WHAT YOU HAVE TO DO: Return every one of the rows below that contains the string "right", treating uppercase and lowercase letters as distinct.

++++ RECORDS SHOWN

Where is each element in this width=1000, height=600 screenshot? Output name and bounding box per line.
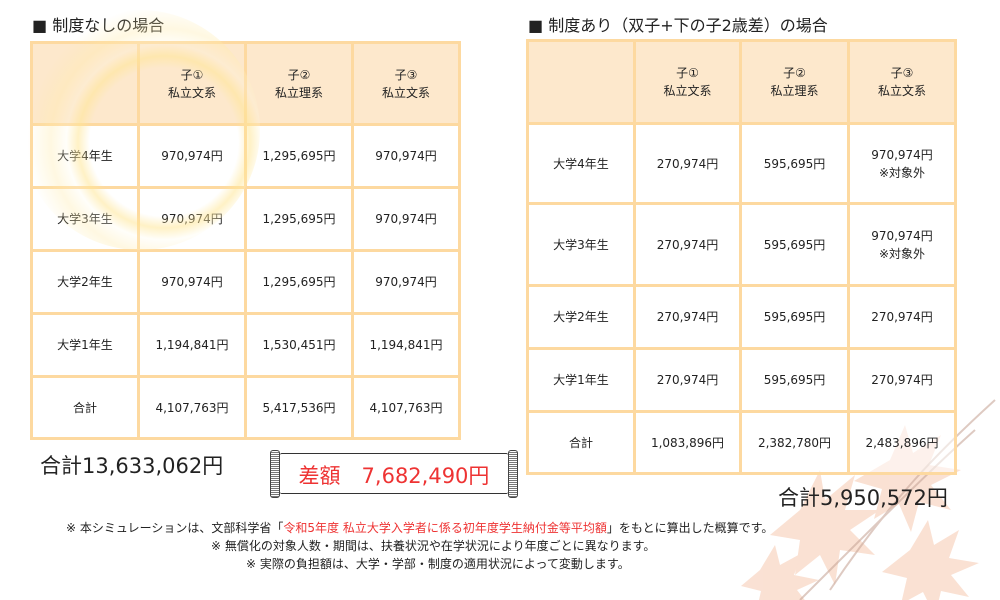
total-cell: 2,382,780円 (739, 410, 850, 475)
scroll-roll-left (270, 450, 280, 498)
row-label: 大学2年生 (526, 284, 636, 350)
header-child3: 子③ 私立文系 (847, 39, 957, 125)
total-cell: 4,107,763円 (351, 375, 461, 440)
cost-cell: 270,974円 (633, 347, 742, 413)
total-cell: 2,483,896円 (847, 410, 957, 475)
difference-banner: 差額 7,682,490円 (270, 450, 518, 498)
cost-cell: 970,974円 (351, 186, 461, 252)
row-label: 大学4年生 (526, 122, 636, 205)
header-child2: 子② 私立理系 (739, 39, 850, 125)
cost-cell: 1,295,695円 (244, 249, 354, 315)
not-eligible-note: ※対象外 (878, 246, 926, 261)
cost-cell: 270,974円 (847, 284, 957, 350)
cost-cell: 270,974円 (633, 284, 742, 350)
right-grand-total: 合計5,950,572円 (778, 486, 948, 510)
header-corner-cell (526, 39, 636, 125)
cost-cell: 970,974円 (137, 123, 247, 189)
total-cell: 1,083,896円 (633, 410, 742, 475)
cost-cell: 595,695円 (739, 122, 850, 205)
header-child2: 子② 私立理系 (244, 41, 354, 126)
right-section-title: ■ 制度あり（双子+下の子2歳差）の場合 (528, 16, 828, 35)
left-cost-table: 子① 私立文系 子② 私立理系 子③ 私立文系 大学4年生 970,974円 1,29… (30, 41, 461, 440)
row-label: 大学3年生 (30, 186, 140, 252)
cost-cell: 970,974円 (137, 249, 247, 315)
footnote-source: ※ 本シミュレーションは、文部科学省「令和5年度 私立大学入学者に係る初年度学生… (66, 521, 774, 535)
total-cell: 5,417,536円 (244, 375, 354, 440)
table-row: 大学2年生 270,974円 595,695円 270,974円 (526, 284, 957, 350)
table-row: 大学4年生 270,974円 595,695円 970,974円 ※対象外 (526, 122, 957, 205)
table-header-row: 子① 私立文系 子② 私立理系 子③ 私立文系 (30, 41, 461, 126)
scroll-body (280, 453, 508, 494)
row-label: 大学4年生 (30, 123, 140, 189)
header-child3: 子③ 私立文系 (351, 41, 461, 126)
cost-value: 970,974円 (871, 228, 933, 243)
row-label: 合計 (526, 410, 636, 475)
footnote-eligibility: ※ 無償化の対象人数・期間は、扶養状況や在学状況により年度ごとに異なります。 (211, 539, 656, 553)
cost-cell: 970,974円 (351, 123, 461, 189)
table-total-row: 合計 1,083,896円 2,382,780円 2,483,896円 (526, 410, 957, 475)
cost-cell: 1,295,695円 (244, 123, 354, 189)
footnote-actual-cost: ※ 実際の負担額は、大学・学部・制度の適用状況によって変動します。 (246, 557, 630, 571)
cost-cell: 1,295,695円 (244, 186, 354, 252)
source-highlight: 令和5年度 私立大学入学者に係る初年度学生納付金等平均額 (283, 521, 607, 535)
cost-cell: 970,974円 (137, 186, 247, 252)
table-header-row: 子① 私立文系 子② 私立理系 子③ 私立文系 (526, 39, 957, 125)
cost-cell: 595,695円 (739, 347, 850, 413)
table-total-row: 合計 4,107,763円 5,417,536円 4,107,763円 (30, 375, 461, 440)
cost-cell: 970,974円 ※対象外 (847, 122, 957, 205)
row-label: 大学1年生 (30, 312, 140, 378)
cost-cell: 270,974円 (847, 347, 957, 413)
table-row: 大学2年生 970,974円 1,295,695円 970,974円 (30, 249, 461, 315)
difference-amount: 差額 7,682,490円 (298, 464, 490, 488)
table-row: 大学4年生 970,974円 1,295,695円 970,974円 (30, 123, 461, 189)
table-row: 大学3年生 970,974円 1,295,695円 970,974円 (30, 186, 461, 252)
cost-cell: 595,695円 (739, 202, 850, 287)
table-row: 大学1年生 270,974円 595,695円 270,974円 (526, 347, 957, 413)
table-row: 大学3年生 270,974円 595,695円 970,974円 ※対象外 (526, 202, 957, 287)
cost-cell: 1,194,841円 (351, 312, 461, 378)
cost-cell: 270,974円 (633, 202, 742, 287)
not-eligible-note: ※対象外 (878, 165, 926, 180)
cost-cell: 970,974円 ※対象外 (847, 202, 957, 287)
cost-cell: 970,974円 (351, 249, 461, 315)
cost-cell: 1,194,841円 (137, 312, 247, 378)
left-grand-total: 合計13,633,062円 (40, 454, 224, 478)
header-corner-cell (30, 41, 140, 126)
right-cost-table: 子① 私立文系 子② 私立理系 子③ 私立文系 大学4年生 270,974円 595,… (526, 39, 957, 475)
cost-cell: 595,695円 (739, 284, 850, 350)
row-label: 大学3年生 (526, 202, 636, 287)
total-cell: 4,107,763円 (137, 375, 247, 440)
cost-value: 970,974円 (871, 147, 933, 162)
cost-cell: 270,974円 (633, 122, 742, 205)
left-section-title: ■ 制度なしの場合 (32, 16, 165, 35)
row-label: 合計 (30, 375, 140, 440)
scroll-roll-right (508, 450, 518, 498)
cost-cell: 1,530,451円 (244, 312, 354, 378)
table-row: 大学1年生 1,194,841円 1,530,451円 1,194,841円 (30, 312, 461, 378)
header-child1: 子① 私立文系 (633, 39, 742, 125)
row-label: 大学1年生 (526, 347, 636, 413)
header-child1: 子① 私立文系 (137, 41, 247, 126)
row-label: 大学2年生 (30, 249, 140, 315)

++++++++

RESULT OF THE TASK:
right-grand-total: 合計5,950,572円 (778, 486, 948, 510)
right-section-title: ■ 制度あり（双子+下の子2歳差）の場合 (528, 16, 828, 35)
right-cost-table: 子① 私立文系 子② 私立理系 子③ 私立文系 大学4年生 270,974円 595,… (526, 39, 957, 475)
scroll-roll-right (508, 450, 518, 498)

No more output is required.